Dataset rows about figures
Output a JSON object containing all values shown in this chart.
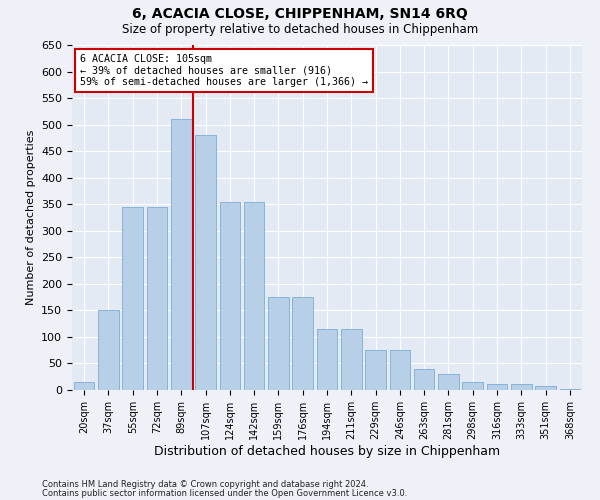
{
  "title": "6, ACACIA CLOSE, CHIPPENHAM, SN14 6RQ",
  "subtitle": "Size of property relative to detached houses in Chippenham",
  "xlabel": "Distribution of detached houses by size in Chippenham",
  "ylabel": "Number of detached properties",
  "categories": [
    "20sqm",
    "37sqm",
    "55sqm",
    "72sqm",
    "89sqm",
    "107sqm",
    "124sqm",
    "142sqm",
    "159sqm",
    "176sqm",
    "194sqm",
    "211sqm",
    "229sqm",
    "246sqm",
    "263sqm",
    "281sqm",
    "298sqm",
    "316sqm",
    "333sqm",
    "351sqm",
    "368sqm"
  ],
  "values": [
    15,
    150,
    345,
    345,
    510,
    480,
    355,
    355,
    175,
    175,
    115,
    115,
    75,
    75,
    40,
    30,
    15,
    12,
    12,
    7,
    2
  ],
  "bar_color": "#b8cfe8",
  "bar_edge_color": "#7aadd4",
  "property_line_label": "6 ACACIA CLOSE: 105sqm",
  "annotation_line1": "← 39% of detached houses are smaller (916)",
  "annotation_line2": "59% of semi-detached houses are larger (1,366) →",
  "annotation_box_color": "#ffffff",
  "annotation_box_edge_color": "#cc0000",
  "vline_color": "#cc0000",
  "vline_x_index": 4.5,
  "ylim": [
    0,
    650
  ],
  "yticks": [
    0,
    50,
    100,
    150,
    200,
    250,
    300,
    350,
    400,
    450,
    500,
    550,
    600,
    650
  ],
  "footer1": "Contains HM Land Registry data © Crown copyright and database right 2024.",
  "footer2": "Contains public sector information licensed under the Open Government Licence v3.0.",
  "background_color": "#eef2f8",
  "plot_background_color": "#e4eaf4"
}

Work instructions
All of the lines above should be printed exactly, minus the pictures.

Answer in full
Output a JSON object containing all values shown in this chart.
{
  "title": "6, ACACIA CLOSE, CHIPPENHAM, SN14 6RQ",
  "subtitle": "Size of property relative to detached houses in Chippenham",
  "xlabel": "Distribution of detached houses by size in Chippenham",
  "ylabel": "Number of detached properties",
  "categories": [
    "20sqm",
    "37sqm",
    "55sqm",
    "72sqm",
    "89sqm",
    "107sqm",
    "124sqm",
    "142sqm",
    "159sqm",
    "176sqm",
    "194sqm",
    "211sqm",
    "229sqm",
    "246sqm",
    "263sqm",
    "281sqm",
    "298sqm",
    "316sqm",
    "333sqm",
    "351sqm",
    "368sqm"
  ],
  "values": [
    15,
    150,
    345,
    345,
    510,
    480,
    355,
    355,
    175,
    175,
    115,
    115,
    75,
    75,
    40,
    30,
    15,
    12,
    12,
    7,
    2
  ],
  "bar_color": "#b8cfe8",
  "bar_edge_color": "#7aadd4",
  "property_line_label": "6 ACACIA CLOSE: 105sqm",
  "annotation_line1": "← 39% of detached houses are smaller (916)",
  "annotation_line2": "59% of semi-detached houses are larger (1,366) →",
  "annotation_box_color": "#ffffff",
  "annotation_box_edge_color": "#cc0000",
  "vline_color": "#cc0000",
  "vline_x_index": 4.5,
  "ylim": [
    0,
    650
  ],
  "yticks": [
    0,
    50,
    100,
    150,
    200,
    250,
    300,
    350,
    400,
    450,
    500,
    550,
    600,
    650
  ],
  "footer1": "Contains HM Land Registry data © Crown copyright and database right 2024.",
  "footer2": "Contains public sector information licensed under the Open Government Licence v3.0.",
  "background_color": "#eef2f8",
  "plot_background_color": "#e4eaf4"
}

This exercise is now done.